Dataset entries:
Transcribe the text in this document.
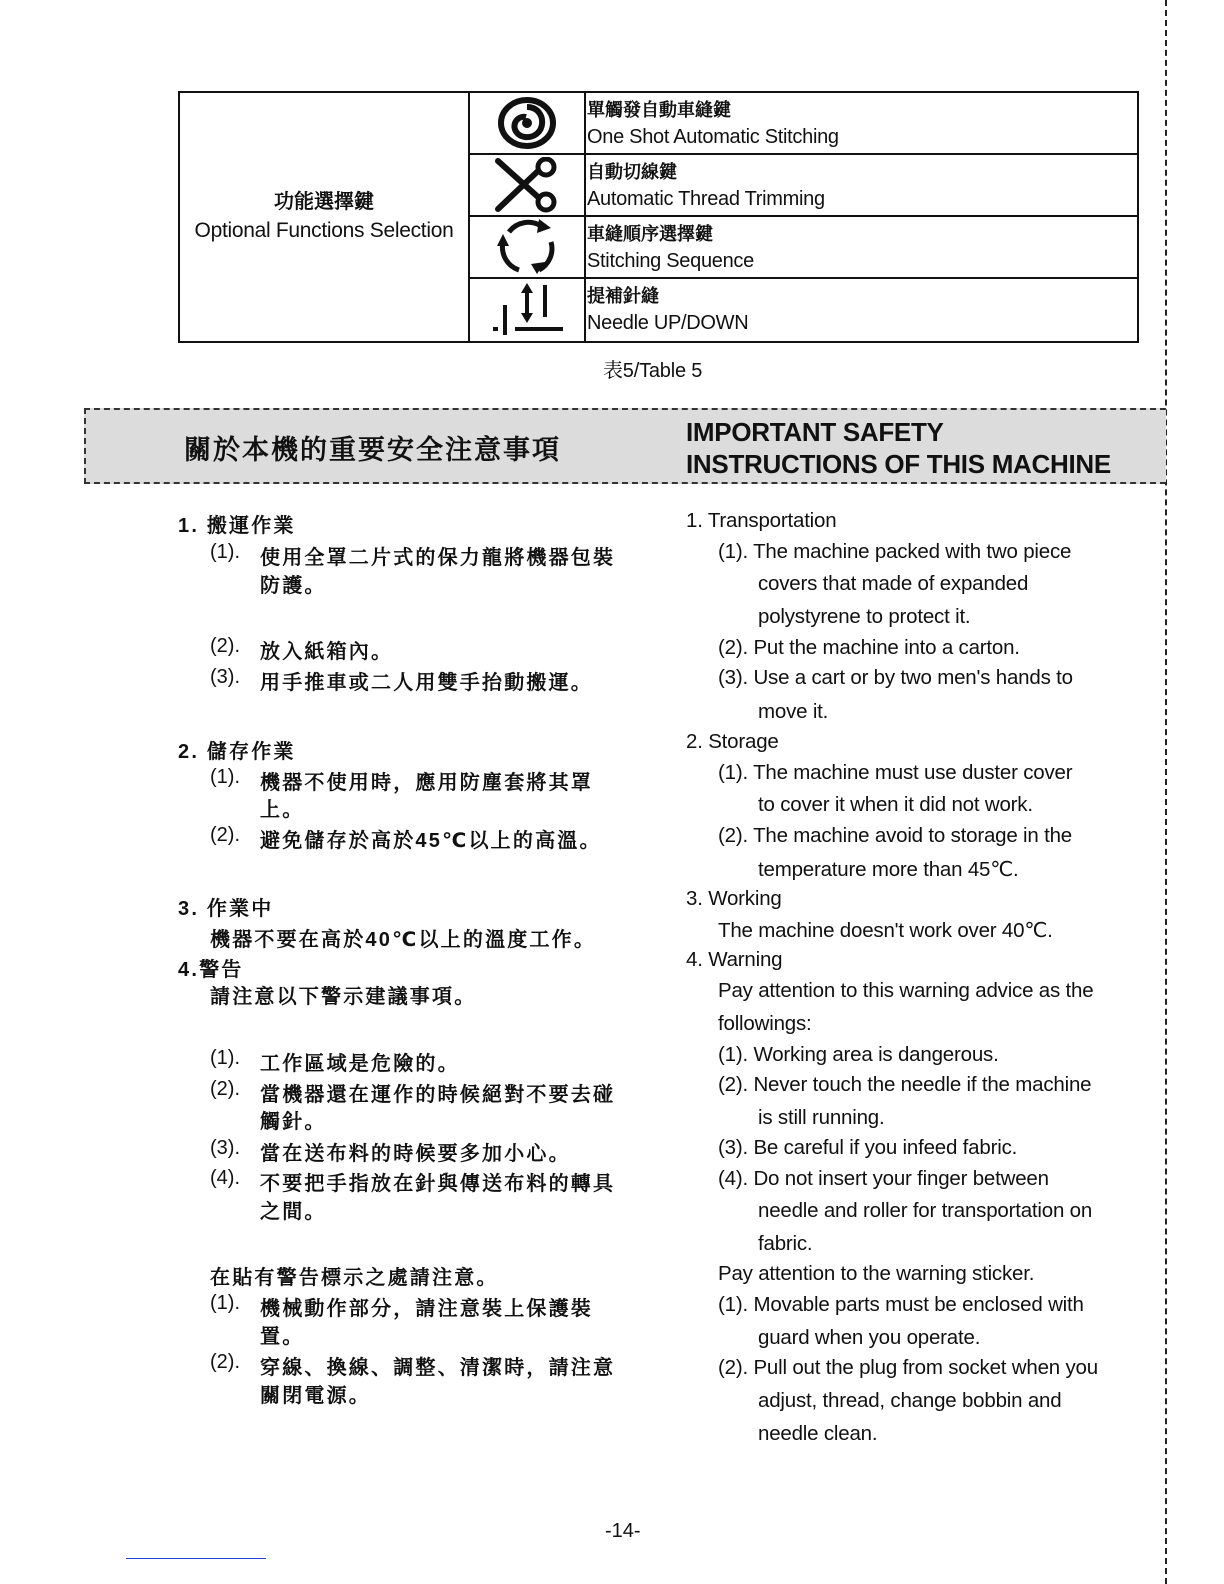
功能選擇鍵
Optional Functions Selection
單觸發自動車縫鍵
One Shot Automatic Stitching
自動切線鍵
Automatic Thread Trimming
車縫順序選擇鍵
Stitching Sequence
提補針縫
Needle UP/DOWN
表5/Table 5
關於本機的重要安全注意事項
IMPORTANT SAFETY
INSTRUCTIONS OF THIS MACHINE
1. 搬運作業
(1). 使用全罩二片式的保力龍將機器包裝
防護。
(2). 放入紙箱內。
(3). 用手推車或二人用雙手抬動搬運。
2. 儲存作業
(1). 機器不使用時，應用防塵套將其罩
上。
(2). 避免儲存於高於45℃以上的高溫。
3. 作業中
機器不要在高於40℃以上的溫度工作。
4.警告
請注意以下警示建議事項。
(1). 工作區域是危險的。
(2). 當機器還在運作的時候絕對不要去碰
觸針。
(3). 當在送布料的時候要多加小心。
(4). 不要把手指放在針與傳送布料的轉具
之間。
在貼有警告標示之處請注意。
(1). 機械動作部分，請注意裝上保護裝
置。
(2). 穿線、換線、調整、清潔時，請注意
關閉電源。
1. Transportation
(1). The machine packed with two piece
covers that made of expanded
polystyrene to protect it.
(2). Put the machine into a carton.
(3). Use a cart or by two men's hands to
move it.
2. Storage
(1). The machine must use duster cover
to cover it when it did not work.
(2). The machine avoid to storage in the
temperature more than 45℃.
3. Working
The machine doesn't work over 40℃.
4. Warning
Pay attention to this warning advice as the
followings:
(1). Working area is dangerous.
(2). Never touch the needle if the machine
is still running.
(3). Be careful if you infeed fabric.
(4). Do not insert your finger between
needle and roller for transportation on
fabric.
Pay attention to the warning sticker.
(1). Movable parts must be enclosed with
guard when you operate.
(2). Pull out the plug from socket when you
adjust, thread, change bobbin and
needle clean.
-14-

* * *

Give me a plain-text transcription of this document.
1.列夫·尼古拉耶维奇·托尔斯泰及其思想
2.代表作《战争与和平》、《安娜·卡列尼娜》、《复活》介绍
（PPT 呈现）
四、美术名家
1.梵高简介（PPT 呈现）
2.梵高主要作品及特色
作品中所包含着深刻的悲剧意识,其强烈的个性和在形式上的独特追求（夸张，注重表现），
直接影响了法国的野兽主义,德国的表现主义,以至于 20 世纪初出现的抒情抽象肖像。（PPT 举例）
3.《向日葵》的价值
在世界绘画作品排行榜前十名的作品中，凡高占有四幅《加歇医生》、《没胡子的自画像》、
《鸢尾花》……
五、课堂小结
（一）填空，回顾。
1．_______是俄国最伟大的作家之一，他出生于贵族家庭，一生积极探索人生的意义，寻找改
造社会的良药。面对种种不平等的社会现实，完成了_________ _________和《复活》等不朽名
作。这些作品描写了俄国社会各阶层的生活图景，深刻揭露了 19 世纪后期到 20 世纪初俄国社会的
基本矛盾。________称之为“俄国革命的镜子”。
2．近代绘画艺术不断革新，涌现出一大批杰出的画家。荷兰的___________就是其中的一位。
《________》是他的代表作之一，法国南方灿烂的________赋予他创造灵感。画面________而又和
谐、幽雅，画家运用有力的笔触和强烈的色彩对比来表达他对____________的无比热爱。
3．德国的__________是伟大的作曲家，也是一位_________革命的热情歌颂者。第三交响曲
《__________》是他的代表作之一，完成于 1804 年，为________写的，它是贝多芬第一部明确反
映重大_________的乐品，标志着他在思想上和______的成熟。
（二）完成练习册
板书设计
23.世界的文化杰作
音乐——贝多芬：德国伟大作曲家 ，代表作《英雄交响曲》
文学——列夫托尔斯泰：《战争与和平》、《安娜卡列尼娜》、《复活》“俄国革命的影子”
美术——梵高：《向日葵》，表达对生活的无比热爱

- PROBLEM -
Gather each line from the listing above that holds "Automatic".

- SOLUTION TO THIS PROBLEM -
One Shot Automatic Stitching
Automatic Thread Trimming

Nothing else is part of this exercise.